Source extract
-- start --

That’s when the sound of huge earth moving equipment will fill the spring air southeast of the Airport Way and 120 Bypass interchange to mark the first time in nearly five years a non-age restricted residential developer has been able to create new lots by putting in the streets, sewer and water lines, and other infrastructure.

Florsheim Homes - which is marking the grand opening of two new models at Valley Blossom this weekend with 25 of 36 available homes already sold - is planning on putting in the infrastructure for another 44 lots.

It doesn’t mean, though, that the housing market is out of the woods even though Manteca has scored three straight years with 300 plus new homes built and sold annually while larger neighboring cities such as Stockton have only done a fourth of that amount. In 2009, Manteca built and sold 304 new homes while Modesto managed to sell just eight new homes.

What it does mean that builders such as Florsheim Homes are now able to compete with the foreclosure market that has effectively driven prices down the median resale housing price in Manteca 57 percent from the peak of $413,000 in 2006 until it hit bottom in 2009 at $178,000. The median resale price rebounded by $7,000 in 2010 to reach $185,000.

New homes start at prices lower than resale median
That means builders such as Florsheim Homes that have figured out how to give people what they are looking for with a bit of pizzazz but not the overkill of the boom market are effectively luring potential foreclosure buyers into new home purchases. Valley Blossom, as an example, has its 1,286 square-foot home with three bedrooms and 2.5 bathrooms starting at $169,900 or $15,100 below the median price of an existing home in Manteca.

That hasn’t happened in at least 30 years - if ever - are the median price of existing homes being lower than the lowest priced new home on the market in Manteca.

But what is more striking to Florsheim Homes Chief Executive officer Joe Anfuso is the fact that renting and buying - even purchasing a new home in some cases - is at equilibrium.

“It is a rare occurrence,” Anfuso said.

That median price resale home at $185,000 using a FHA loan with a 3.5 percent down payment will cost just a little over $1,200 a month with property taxes and insurance included for a 30-year fixed rate loan.

That is just about what a 1,411 square foot home with three bedrooms and two bathrooms closed escrow for $180,000 last week in the 1400 block of Diamond Oak Way in the California Classics neighborhood in East Manteca.

Similar-sized homes in Manteca with three bedroom and two bathrooms are now renting for between $1,200 and $1,325 a month.

Anfuso is still more than cautious when talking about the prospects for 2011 being a marked improvement over 2010 although he sees signs of stabilization. That shouldn’t be mistaken for a return to normalcy as defined by the housing market from 1997 to 2005.

“We’re experiencing more and more people who can afford to add upgrades,” Anfuso said. “That wasn’t happening a year ago.”

-- end --

Data section

-- start --

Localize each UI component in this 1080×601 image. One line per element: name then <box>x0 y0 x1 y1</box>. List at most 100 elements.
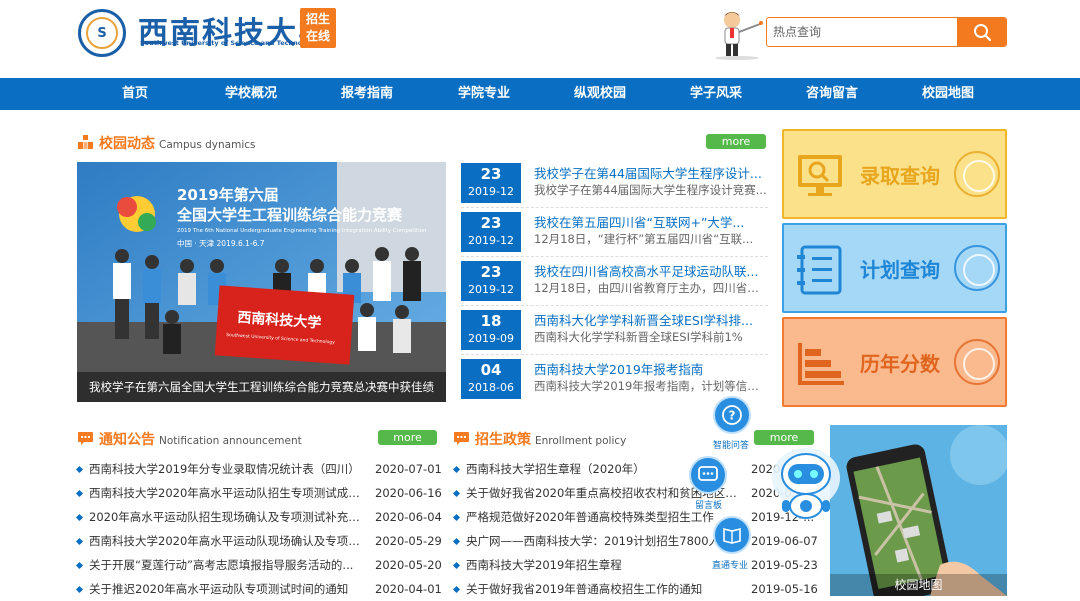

-- end --

Exercise set
A - According to the Manteca housing article, what is the starting price of the 1,286-square-foot Valley Blossom home?
B - Resume the Manteca housing article after its last sentence.

Responses by task
A - $169,900

B -
At the same time Florsheim Homes is working on razor thin margins. Other builders - especially those publically traded companies driven by other forces - are focused on cash flow. In the case of Manteca they have lowered the prices of their homes - usually larger than Valley Blossom and still more expensive - in a bid to pull out the money that has been stranded in the ground for close to five years. That typically translates into $52,000 plus per finished lot based on a City of Manteca survey of developers making it wise in the case of some firms to sell homes at a loss so they can retrieve the money they had previously invested in land and infrastructure.

Another good sign is the standing inventory of spec homes being built by developers without being sold first. A windshield inventory indicated there were about 30 in Manteca this past week. That compares to close to 90 two years ago.

Buildable lots in Manteca almost down to 500 level
Bill Filios of AKF Homes has noted the firm is holding their own with the Summit Collection in Union Ranch East. AKF has been steadily selling homes. Unlike other builders they weren’t caught with a lot of money stranded in the ground due to a move by a firm that had bought some of their paper lots, finished them and couldn’t handle the payment obligation when the market dropped prompting them to return the lots with improvements in the ground.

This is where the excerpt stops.